Problem:
Reproduce the listing below line for line, leaving out the pictures.

Material provided:
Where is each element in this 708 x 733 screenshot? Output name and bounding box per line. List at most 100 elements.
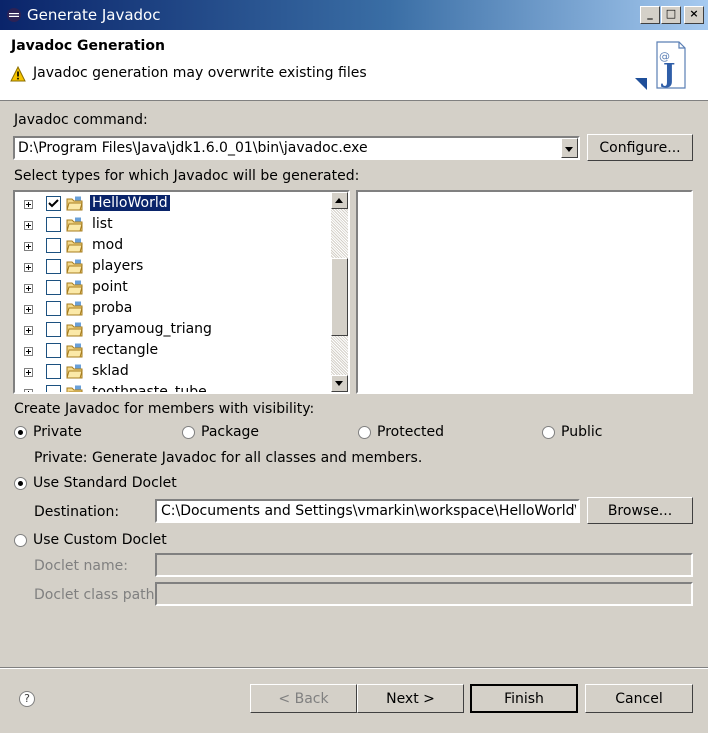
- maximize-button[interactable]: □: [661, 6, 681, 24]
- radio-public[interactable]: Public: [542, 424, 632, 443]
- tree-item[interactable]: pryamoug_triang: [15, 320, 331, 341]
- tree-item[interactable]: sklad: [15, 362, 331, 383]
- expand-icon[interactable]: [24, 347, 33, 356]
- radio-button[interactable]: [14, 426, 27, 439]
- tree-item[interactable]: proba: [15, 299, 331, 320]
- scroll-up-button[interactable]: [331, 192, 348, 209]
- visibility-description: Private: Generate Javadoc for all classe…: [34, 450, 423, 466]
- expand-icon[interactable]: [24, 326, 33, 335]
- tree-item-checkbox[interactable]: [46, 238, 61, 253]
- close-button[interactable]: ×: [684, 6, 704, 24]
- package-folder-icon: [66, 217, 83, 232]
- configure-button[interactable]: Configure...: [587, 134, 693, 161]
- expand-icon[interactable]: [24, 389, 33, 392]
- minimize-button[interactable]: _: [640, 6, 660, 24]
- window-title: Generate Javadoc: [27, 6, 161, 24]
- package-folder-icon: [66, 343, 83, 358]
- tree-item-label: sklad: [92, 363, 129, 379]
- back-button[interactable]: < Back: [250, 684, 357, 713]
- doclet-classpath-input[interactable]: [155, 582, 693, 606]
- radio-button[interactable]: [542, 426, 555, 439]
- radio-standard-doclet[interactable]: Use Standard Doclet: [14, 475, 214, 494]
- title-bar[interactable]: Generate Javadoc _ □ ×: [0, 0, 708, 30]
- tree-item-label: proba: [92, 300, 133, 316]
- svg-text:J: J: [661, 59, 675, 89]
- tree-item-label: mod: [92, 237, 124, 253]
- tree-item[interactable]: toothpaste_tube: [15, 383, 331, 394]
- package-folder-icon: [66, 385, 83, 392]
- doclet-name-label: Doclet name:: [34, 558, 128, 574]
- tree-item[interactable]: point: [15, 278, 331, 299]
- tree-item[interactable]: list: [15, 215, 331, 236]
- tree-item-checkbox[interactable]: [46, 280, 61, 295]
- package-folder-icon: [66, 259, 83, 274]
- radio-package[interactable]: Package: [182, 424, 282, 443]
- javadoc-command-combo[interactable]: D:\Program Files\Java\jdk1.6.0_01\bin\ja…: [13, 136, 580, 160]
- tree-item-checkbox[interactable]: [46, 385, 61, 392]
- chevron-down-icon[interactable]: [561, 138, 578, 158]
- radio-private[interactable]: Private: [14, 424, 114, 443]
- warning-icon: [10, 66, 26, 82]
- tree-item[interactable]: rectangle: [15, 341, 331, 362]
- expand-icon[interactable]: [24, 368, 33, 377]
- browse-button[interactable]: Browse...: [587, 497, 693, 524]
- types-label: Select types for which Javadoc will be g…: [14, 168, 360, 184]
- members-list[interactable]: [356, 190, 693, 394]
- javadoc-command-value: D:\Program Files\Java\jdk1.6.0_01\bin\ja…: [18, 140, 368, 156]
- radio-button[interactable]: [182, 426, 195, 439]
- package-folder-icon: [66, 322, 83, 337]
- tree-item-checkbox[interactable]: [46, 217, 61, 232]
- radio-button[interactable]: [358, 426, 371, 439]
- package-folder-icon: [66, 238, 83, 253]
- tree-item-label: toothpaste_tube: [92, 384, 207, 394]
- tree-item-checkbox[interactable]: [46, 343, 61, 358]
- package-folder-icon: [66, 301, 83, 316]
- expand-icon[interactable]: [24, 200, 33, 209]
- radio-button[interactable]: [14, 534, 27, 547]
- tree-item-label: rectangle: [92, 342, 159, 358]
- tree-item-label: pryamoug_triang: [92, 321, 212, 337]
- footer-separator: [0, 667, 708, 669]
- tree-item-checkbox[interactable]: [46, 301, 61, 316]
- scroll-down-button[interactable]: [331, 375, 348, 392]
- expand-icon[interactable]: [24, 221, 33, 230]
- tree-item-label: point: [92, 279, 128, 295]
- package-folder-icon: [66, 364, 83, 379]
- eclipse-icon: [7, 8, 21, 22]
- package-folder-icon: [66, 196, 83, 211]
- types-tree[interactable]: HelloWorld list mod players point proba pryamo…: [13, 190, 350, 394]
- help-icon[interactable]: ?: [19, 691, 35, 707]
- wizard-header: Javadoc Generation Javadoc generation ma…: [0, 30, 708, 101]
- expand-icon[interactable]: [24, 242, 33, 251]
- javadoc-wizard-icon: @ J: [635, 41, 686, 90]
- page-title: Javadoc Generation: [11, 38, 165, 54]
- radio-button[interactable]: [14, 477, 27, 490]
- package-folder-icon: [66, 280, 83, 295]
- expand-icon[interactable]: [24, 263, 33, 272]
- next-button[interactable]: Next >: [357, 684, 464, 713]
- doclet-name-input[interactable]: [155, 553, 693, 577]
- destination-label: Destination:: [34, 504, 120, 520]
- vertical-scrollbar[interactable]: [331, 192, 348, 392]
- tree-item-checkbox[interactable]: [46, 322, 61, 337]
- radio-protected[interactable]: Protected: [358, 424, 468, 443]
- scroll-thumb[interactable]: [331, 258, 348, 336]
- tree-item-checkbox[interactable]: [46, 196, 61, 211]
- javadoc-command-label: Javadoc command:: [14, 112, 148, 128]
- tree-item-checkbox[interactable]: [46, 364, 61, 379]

Full solution:
Where is each element in this 708 x 733 screenshot? Output name and bounding box per line. List at most 100 elements.
- maximize-button[interactable]: □: [661, 6, 681, 24]
- radio-public[interactable]: Public: [542, 424, 632, 443]
- tree-item[interactable]: pryamoug_triang: [15, 320, 331, 341]
- tree-item[interactable]: sklad: [15, 362, 331, 383]
- expand-icon[interactable]: [24, 347, 33, 356]
- radio-button[interactable]: [14, 426, 27, 439]
- tree-item[interactable]: proba: [15, 299, 331, 320]
- scroll-up-button[interactable]: [331, 192, 348, 209]
- visibility-description: Private: Generate Javadoc for all classe…: [34, 450, 423, 466]
- expand-icon[interactable]: [24, 326, 33, 335]
- tree-item-checkbox[interactable]: [46, 238, 61, 253]
- close-button[interactable]: ×: [684, 6, 704, 24]
- package-folder-icon: [66, 217, 83, 232]
- configure-button[interactable]: Configure...: [587, 134, 693, 161]
- expand-icon[interactable]: [24, 389, 33, 392]
- minimize-button[interactable]: _: [640, 6, 660, 24]
- window-title: Generate Javadoc: [27, 6, 161, 24]
- package-folder-icon: [66, 343, 83, 358]
- tree-item-label: sklad: [92, 363, 129, 379]
- back-button[interactable]: < Back: [250, 684, 357, 713]
- doclet-classpath-input[interactable]: [155, 582, 693, 606]
- radio-button[interactable]: [542, 426, 555, 439]
- radio-standard-doclet[interactable]: Use Standard Doclet: [14, 475, 214, 494]
- title-bar[interactable]: Generate Javadoc _ □ ×: [0, 0, 708, 30]
- tree-item-label: proba: [92, 300, 133, 316]
- svg-text:J: J: [661, 59, 675, 89]
- tree-item-label: mod: [92, 237, 124, 253]
- tree-item[interactable]: toothpaste_tube: [15, 383, 331, 394]
- package-folder-icon: [66, 385, 83, 392]
- doclet-name-label: Doclet name:: [34, 558, 128, 574]
- tree-item[interactable]: point: [15, 278, 331, 299]
- tree-item[interactable]: list: [15, 215, 331, 236]
- tree-item-checkbox[interactable]: [46, 280, 61, 295]
- package-folder-icon: [66, 259, 83, 274]
- radio-package[interactable]: Package: [182, 424, 282, 443]
- javadoc-command-combo[interactable]: D:\Program Files\Java\jdk1.6.0_01\bin\ja…: [13, 136, 580, 160]
- tree-item-checkbox[interactable]: [46, 385, 61, 392]
- chevron-down-icon[interactable]: [561, 138, 578, 158]
- radio-private[interactable]: Private: [14, 424, 114, 443]
- warning-icon: [10, 66, 26, 82]
- tree-item[interactable]: rectangle: [15, 341, 331, 362]
- expand-icon[interactable]: [24, 368, 33, 377]
- browse-button[interactable]: Browse...: [587, 497, 693, 524]
- types-label: Select types for which Javadoc will be g…: [14, 168, 360, 184]
- members-list[interactable]: [356, 190, 693, 394]
- javadoc-command-value: D:\Program Files\Java\jdk1.6.0_01\bin\ja…: [18, 140, 368, 156]
- radio-button[interactable]: [182, 426, 195, 439]
- package-folder-icon: [66, 322, 83, 337]
- tree-item-checkbox[interactable]: [46, 217, 61, 232]
- radio-button[interactable]: [358, 426, 371, 439]
- package-folder-icon: [66, 238, 83, 253]
- tree-item-label: toothpaste_tube: [92, 384, 207, 394]
- tree-item-checkbox[interactable]: [46, 343, 61, 358]
- package-folder-icon: [66, 301, 83, 316]
- expand-icon[interactable]: [24, 200, 33, 209]
- radio-button[interactable]: [14, 534, 27, 547]
- tree-item-label: rectangle: [92, 342, 159, 358]
- tree-item-label: pryamoug_triang: [92, 321, 212, 337]
- footer-separator: [0, 667, 708, 669]
- tree-item-checkbox[interactable]: [46, 301, 61, 316]
- scroll-down-button[interactable]: [331, 375, 348, 392]
- expand-icon[interactable]: [24, 221, 33, 230]
- tree-item-label: point: [92, 279, 128, 295]
- package-folder-icon: [66, 364, 83, 379]
- eclipse-icon: [7, 8, 21, 22]
- package-folder-icon: [66, 196, 83, 211]
- types-tree[interactable]: HelloWorld list mod players point proba pryamo…: [13, 190, 350, 394]
- help-icon[interactable]: ?: [19, 691, 35, 707]
- wizard-header: Javadoc Generation Javadoc generation ma…: [0, 30, 708, 101]
- expand-icon[interactable]: [24, 242, 33, 251]
- javadoc-wizard-icon: @ J: [635, 41, 686, 90]
- page-title: Javadoc Generation: [11, 38, 165, 54]
- radio-button[interactable]: [14, 477, 27, 490]
- package-folder-icon: [66, 280, 83, 295]
- expand-icon[interactable]: [24, 263, 33, 272]
- next-button[interactable]: Next >: [357, 684, 464, 713]
- doclet-name-input[interactable]: [155, 553, 693, 577]
- destination-label: Destination:: [34, 504, 120, 520]
- vertical-scrollbar[interactable]: [331, 192, 348, 392]
- tree-item-checkbox[interactable]: [46, 322, 61, 337]
- radio-protected[interactable]: Protected: [358, 424, 468, 443]
- scroll-thumb[interactable]: [331, 258, 348, 336]
- tree-item-checkbox[interactable]: [46, 196, 61, 211]
- javadoc-command-label: Javadoc command:: [14, 112, 148, 128]
- tree-item-checkbox[interactable]: [46, 364, 61, 379]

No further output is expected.